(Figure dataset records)
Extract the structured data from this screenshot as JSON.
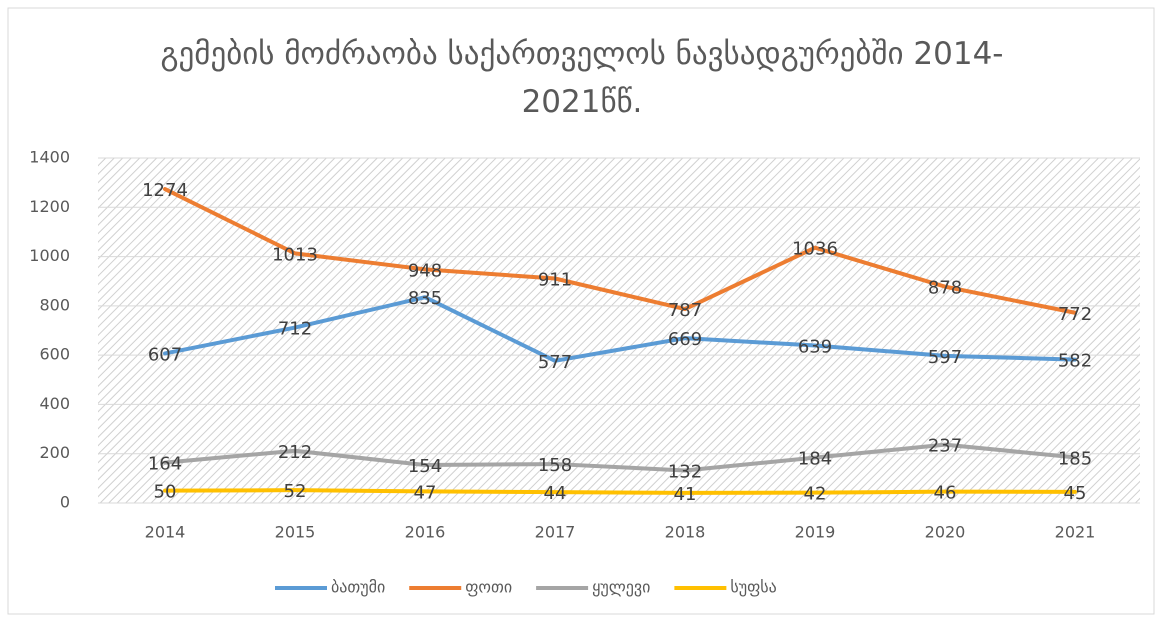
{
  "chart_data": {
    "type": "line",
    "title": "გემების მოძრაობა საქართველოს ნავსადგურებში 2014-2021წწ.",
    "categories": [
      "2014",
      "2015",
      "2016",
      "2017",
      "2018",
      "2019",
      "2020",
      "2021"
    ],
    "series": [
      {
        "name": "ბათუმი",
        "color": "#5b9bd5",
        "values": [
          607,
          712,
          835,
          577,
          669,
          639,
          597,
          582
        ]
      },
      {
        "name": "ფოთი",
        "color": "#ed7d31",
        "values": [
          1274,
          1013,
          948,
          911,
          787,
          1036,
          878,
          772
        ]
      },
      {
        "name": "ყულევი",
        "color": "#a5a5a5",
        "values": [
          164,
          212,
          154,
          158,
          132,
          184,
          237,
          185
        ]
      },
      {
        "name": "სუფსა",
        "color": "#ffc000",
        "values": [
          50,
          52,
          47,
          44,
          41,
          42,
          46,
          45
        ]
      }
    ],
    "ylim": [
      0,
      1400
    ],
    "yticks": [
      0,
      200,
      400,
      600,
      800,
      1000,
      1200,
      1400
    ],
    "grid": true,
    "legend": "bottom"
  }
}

Given task: Each line in the data that holds the string "name" should be found and copied.

Solution to the problem:
        "name": "ბათუმი",
        "name": "ფოთი",
        "name": "ყულევი",
        "name": "სუფსა",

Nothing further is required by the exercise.